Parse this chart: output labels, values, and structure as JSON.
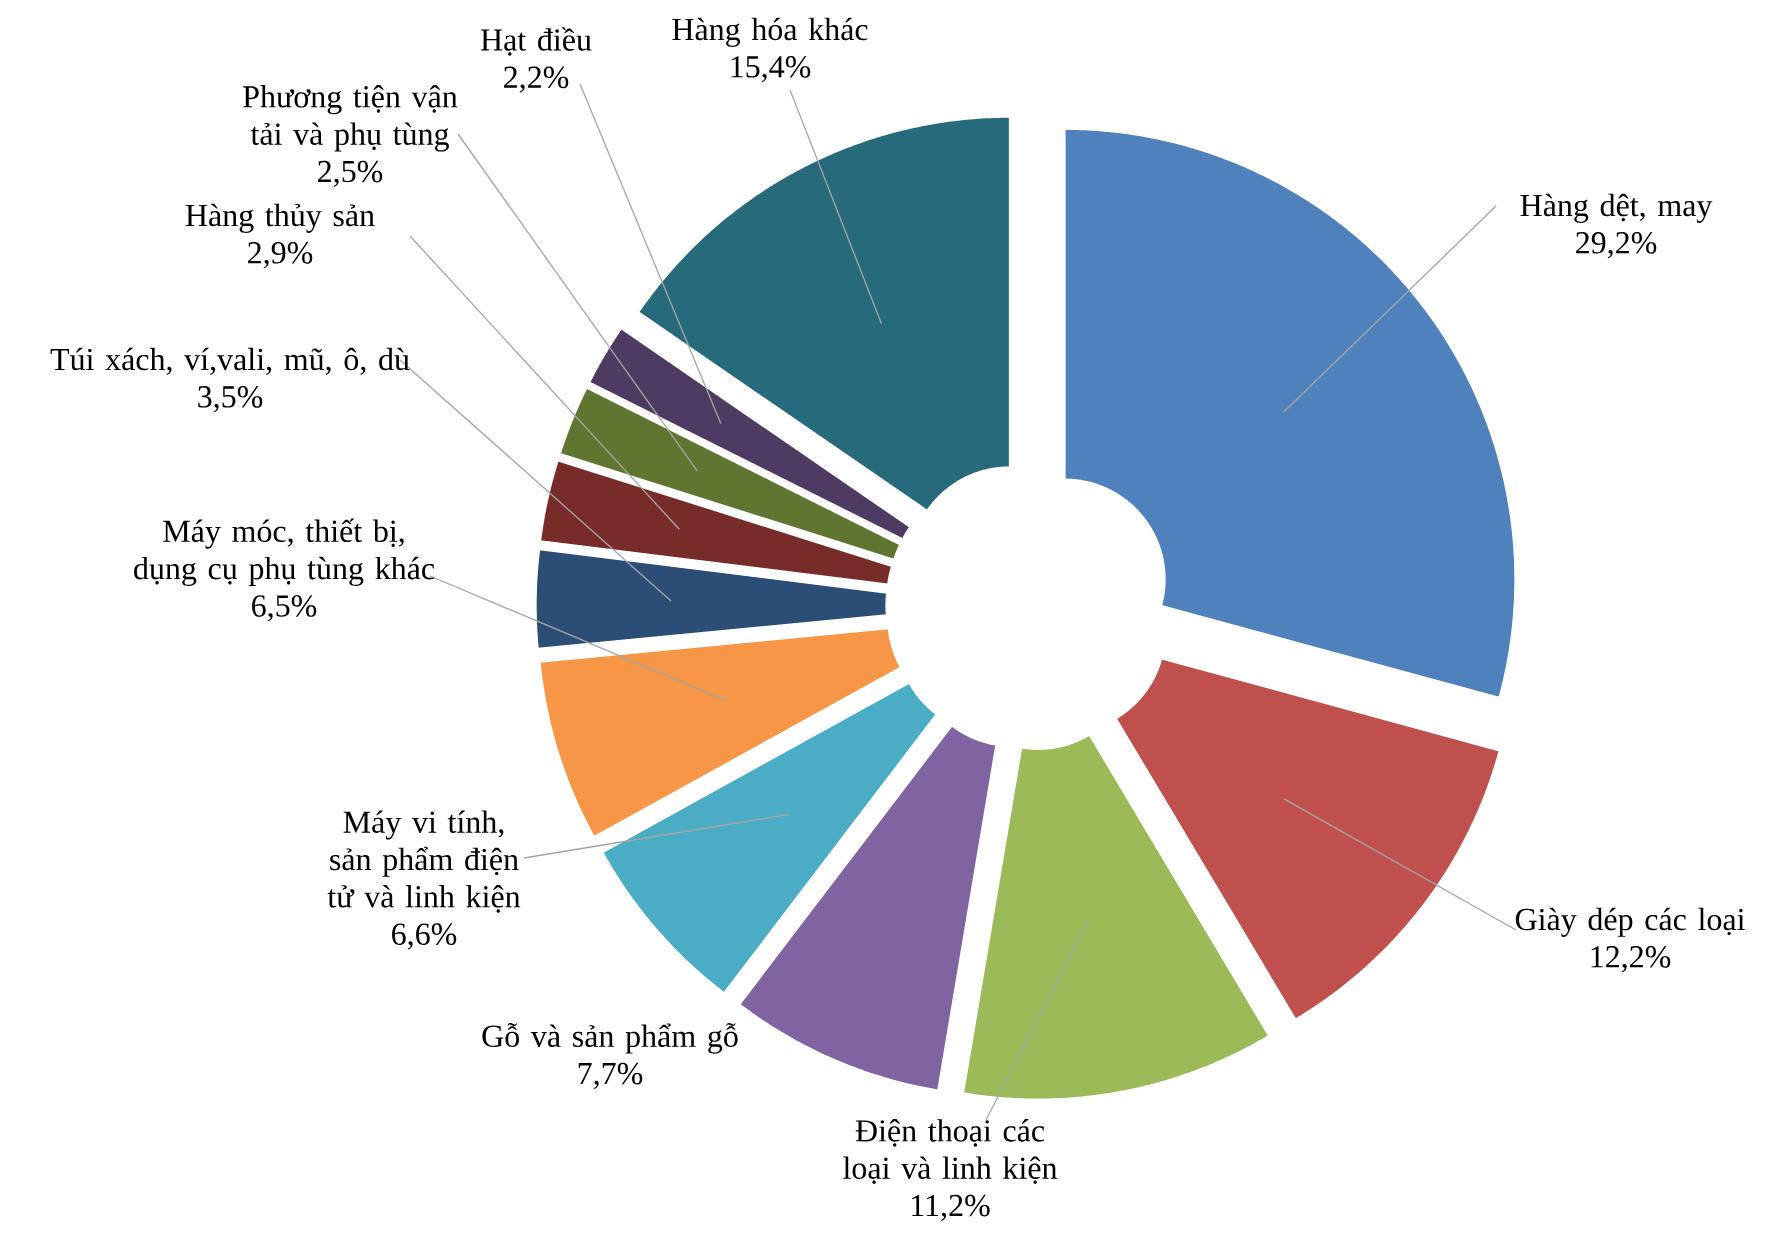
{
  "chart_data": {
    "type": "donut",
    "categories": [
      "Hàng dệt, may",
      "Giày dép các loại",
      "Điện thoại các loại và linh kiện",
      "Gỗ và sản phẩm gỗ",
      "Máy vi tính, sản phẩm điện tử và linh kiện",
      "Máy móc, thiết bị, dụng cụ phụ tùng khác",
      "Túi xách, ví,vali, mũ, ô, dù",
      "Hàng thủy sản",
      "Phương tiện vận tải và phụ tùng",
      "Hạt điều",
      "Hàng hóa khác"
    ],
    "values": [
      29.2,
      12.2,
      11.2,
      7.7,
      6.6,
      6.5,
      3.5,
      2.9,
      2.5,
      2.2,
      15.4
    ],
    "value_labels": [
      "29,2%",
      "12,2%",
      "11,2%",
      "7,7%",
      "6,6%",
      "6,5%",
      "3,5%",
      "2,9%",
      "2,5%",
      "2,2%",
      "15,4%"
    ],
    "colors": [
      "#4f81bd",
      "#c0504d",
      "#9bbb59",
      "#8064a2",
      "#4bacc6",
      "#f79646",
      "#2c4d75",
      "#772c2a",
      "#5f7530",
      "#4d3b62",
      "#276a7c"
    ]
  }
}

======

GIVEN PROBLEM:
Look through the entries above for the word "kiện". Copy every line where it shows up.

EXERCISE OUTPUT:
      "Điện thoại các loại và linh kiện",
      "Máy vi tính, sản phẩm điện tử và linh kiện",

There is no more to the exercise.